**Work required**. Check each line of the records below and collect those holding "name".

**Input material**.
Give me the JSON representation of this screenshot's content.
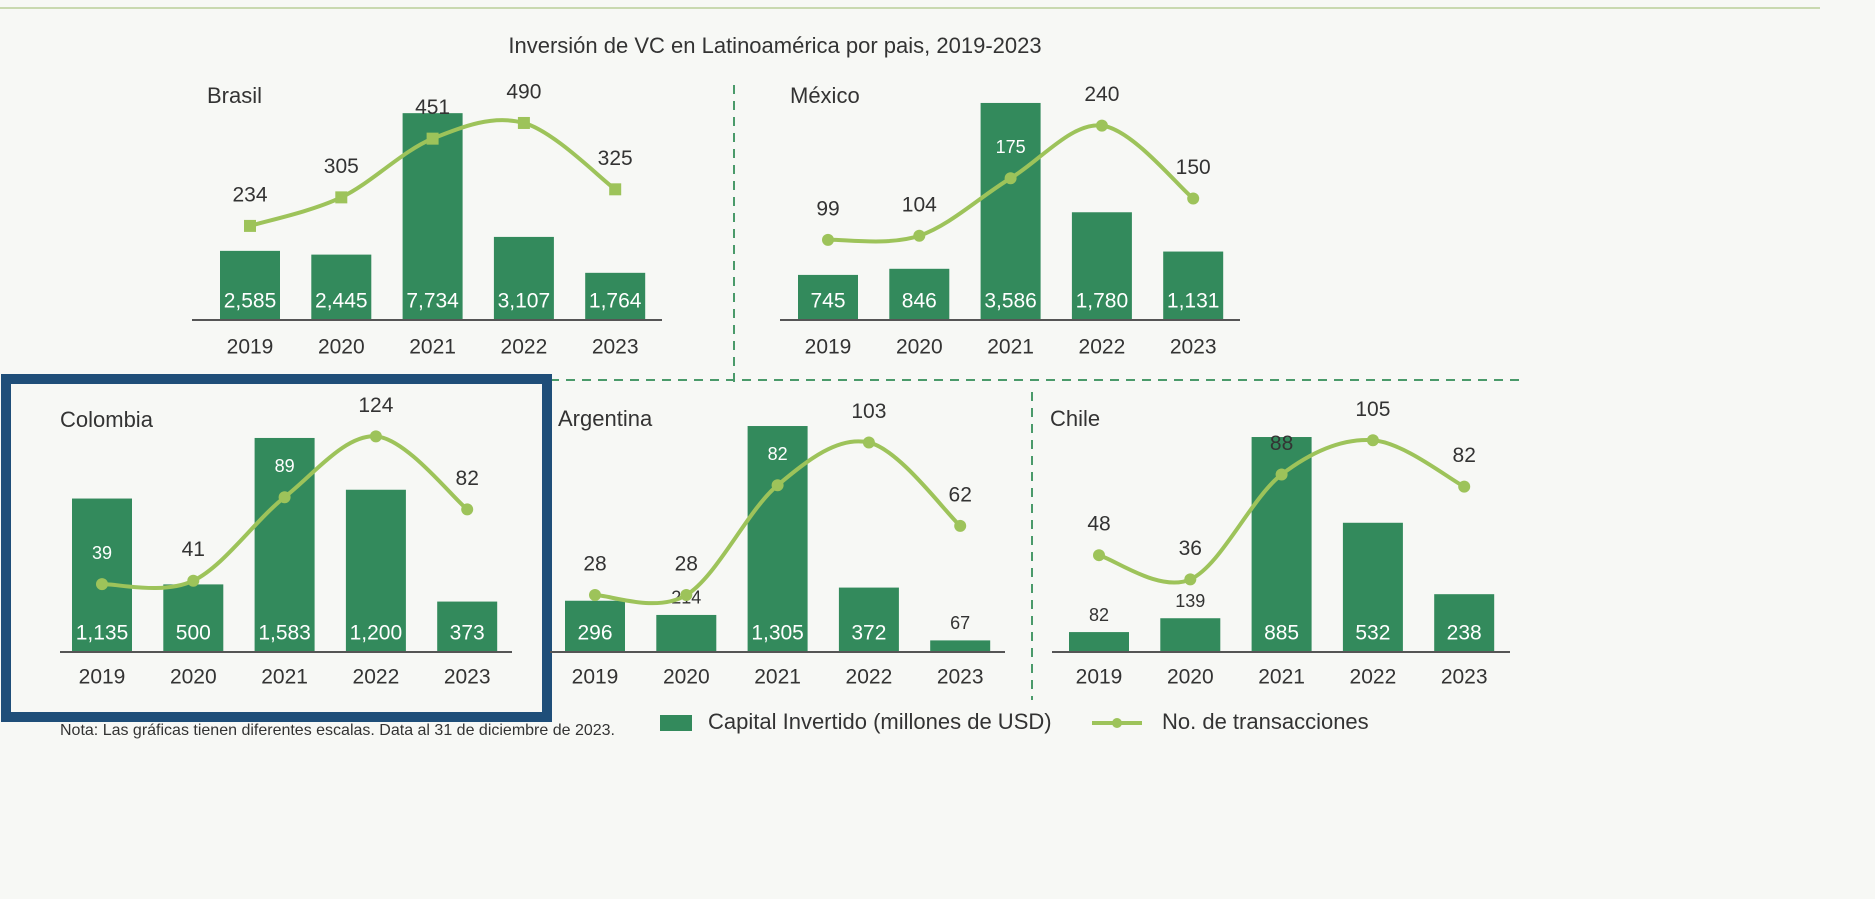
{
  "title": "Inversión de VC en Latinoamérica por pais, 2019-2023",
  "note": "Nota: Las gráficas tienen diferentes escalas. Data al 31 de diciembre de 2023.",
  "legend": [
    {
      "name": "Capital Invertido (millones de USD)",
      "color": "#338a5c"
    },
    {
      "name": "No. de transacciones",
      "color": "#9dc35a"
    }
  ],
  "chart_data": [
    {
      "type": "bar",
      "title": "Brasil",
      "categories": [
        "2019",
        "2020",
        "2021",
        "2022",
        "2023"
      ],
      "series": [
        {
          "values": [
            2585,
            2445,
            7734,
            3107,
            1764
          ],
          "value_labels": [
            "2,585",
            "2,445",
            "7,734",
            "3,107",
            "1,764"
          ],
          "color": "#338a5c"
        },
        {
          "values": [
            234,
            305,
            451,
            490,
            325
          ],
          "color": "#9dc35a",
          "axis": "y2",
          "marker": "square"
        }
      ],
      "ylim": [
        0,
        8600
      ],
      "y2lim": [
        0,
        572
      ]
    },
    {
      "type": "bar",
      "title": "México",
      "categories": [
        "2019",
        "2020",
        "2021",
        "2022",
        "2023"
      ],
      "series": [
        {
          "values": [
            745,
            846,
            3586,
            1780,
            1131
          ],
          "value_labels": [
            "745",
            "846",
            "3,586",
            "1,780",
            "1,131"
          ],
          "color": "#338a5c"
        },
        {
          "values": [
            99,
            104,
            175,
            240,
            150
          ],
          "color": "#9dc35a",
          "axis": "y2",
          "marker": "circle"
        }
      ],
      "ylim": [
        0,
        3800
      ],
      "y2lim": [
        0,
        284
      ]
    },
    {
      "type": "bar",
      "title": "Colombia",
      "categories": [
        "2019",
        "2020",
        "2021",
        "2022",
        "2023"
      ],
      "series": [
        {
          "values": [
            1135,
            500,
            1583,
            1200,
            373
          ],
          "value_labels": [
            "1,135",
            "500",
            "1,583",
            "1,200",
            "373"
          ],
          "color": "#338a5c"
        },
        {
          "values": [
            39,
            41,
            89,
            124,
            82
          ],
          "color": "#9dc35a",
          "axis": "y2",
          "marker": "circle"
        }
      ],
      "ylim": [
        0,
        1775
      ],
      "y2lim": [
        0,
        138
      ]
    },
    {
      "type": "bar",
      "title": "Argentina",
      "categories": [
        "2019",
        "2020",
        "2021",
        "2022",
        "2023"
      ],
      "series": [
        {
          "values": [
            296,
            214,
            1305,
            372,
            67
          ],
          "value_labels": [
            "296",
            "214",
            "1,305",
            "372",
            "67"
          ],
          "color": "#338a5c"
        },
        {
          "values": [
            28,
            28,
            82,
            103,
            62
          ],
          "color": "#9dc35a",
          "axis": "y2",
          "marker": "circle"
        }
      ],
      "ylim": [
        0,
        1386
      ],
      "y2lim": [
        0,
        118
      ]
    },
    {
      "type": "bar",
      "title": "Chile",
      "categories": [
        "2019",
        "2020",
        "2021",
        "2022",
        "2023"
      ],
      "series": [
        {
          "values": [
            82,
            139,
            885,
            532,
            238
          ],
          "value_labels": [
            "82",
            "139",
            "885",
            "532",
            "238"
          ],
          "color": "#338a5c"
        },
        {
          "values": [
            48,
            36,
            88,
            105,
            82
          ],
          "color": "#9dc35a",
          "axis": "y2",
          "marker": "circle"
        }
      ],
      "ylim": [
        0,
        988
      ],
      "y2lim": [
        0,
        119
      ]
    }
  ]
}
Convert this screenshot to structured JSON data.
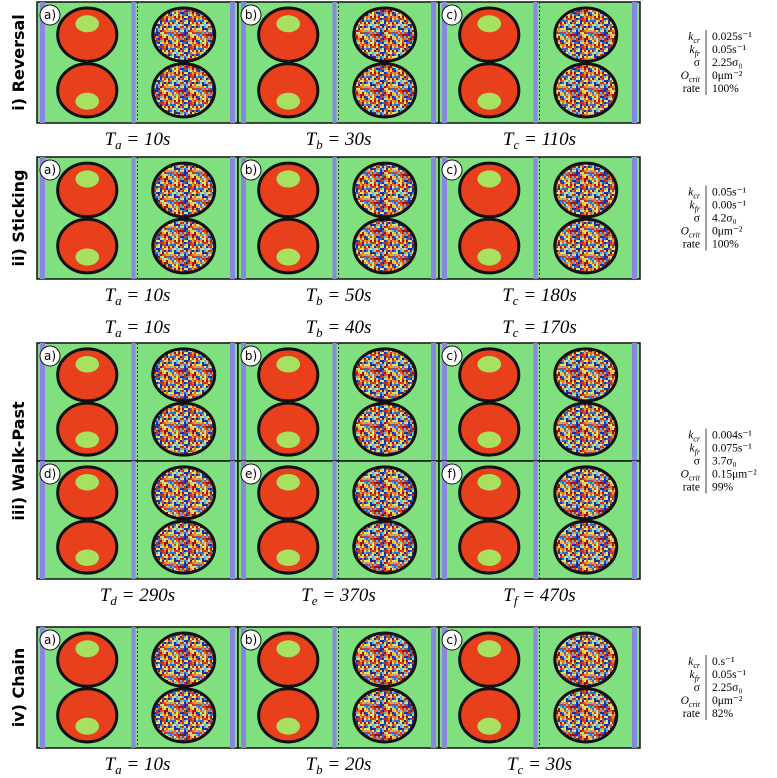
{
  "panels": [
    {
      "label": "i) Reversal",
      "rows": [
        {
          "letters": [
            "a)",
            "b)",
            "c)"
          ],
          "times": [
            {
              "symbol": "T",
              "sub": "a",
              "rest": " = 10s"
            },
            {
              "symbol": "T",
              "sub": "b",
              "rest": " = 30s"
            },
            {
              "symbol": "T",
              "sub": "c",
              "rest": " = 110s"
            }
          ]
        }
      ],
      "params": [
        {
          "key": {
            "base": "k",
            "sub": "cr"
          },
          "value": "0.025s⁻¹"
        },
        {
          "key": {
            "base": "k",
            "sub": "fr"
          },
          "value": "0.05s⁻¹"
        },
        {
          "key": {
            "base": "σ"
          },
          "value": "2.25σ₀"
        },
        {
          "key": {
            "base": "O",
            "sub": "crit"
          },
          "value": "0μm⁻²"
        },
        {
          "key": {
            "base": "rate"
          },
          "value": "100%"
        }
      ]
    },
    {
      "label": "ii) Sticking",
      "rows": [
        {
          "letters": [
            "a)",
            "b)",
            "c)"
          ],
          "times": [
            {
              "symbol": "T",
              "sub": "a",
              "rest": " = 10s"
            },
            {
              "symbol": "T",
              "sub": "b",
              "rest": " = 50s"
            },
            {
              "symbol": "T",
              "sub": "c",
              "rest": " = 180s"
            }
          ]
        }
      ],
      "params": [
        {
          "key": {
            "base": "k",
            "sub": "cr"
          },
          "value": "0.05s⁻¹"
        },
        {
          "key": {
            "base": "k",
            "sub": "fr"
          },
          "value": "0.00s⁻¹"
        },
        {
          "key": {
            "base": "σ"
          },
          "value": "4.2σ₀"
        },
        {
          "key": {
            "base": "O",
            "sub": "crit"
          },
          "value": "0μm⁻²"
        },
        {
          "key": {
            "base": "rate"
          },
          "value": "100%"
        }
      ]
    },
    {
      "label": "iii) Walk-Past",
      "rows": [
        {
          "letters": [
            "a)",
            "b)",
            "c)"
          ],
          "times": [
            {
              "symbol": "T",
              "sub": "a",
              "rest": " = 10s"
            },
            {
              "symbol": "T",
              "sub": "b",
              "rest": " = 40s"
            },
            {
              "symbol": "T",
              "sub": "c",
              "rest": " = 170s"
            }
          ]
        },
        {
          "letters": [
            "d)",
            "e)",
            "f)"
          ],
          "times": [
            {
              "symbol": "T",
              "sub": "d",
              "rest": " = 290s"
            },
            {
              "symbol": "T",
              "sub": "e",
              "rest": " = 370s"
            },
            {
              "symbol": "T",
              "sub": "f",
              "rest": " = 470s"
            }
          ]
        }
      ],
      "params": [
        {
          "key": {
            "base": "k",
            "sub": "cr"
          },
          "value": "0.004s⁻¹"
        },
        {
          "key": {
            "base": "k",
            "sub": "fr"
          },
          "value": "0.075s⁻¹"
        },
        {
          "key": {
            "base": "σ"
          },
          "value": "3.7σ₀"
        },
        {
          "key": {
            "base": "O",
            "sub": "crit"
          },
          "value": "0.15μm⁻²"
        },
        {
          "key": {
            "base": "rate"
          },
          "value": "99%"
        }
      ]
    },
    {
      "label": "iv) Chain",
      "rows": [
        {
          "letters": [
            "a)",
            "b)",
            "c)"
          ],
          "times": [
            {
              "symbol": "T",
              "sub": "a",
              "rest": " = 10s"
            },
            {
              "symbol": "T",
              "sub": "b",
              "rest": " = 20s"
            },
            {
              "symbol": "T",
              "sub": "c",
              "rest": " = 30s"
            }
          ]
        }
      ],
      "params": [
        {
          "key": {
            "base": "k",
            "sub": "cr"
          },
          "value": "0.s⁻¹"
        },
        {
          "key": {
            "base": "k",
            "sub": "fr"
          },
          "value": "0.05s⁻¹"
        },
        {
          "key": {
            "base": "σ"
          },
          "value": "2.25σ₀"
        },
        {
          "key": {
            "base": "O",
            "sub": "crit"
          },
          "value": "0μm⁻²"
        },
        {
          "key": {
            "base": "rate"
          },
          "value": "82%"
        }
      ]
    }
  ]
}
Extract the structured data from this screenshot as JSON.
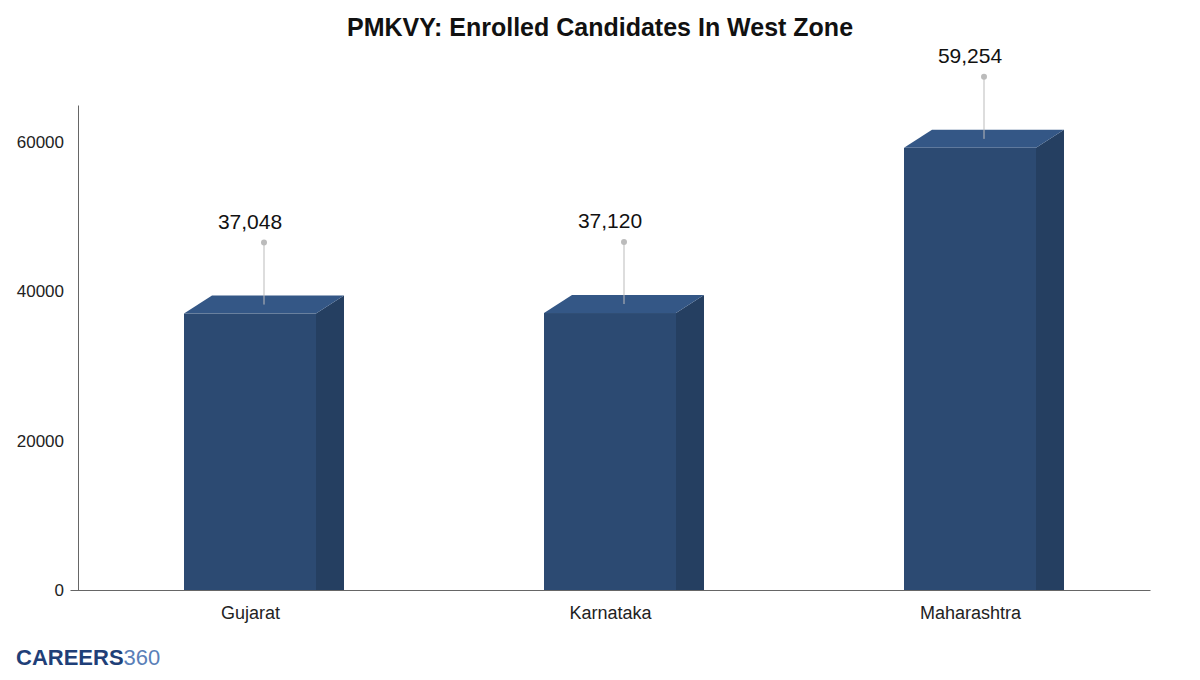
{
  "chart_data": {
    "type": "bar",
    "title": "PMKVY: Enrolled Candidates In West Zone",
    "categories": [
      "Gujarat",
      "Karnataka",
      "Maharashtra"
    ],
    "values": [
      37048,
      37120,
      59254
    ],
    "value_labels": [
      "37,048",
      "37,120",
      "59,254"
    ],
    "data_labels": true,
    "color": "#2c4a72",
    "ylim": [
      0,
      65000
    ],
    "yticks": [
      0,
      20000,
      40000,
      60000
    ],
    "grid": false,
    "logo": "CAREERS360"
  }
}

**Response to the exercise**.
      "name": "Capital Invertido (millones de USD)",
      "name": "No. de transacciones",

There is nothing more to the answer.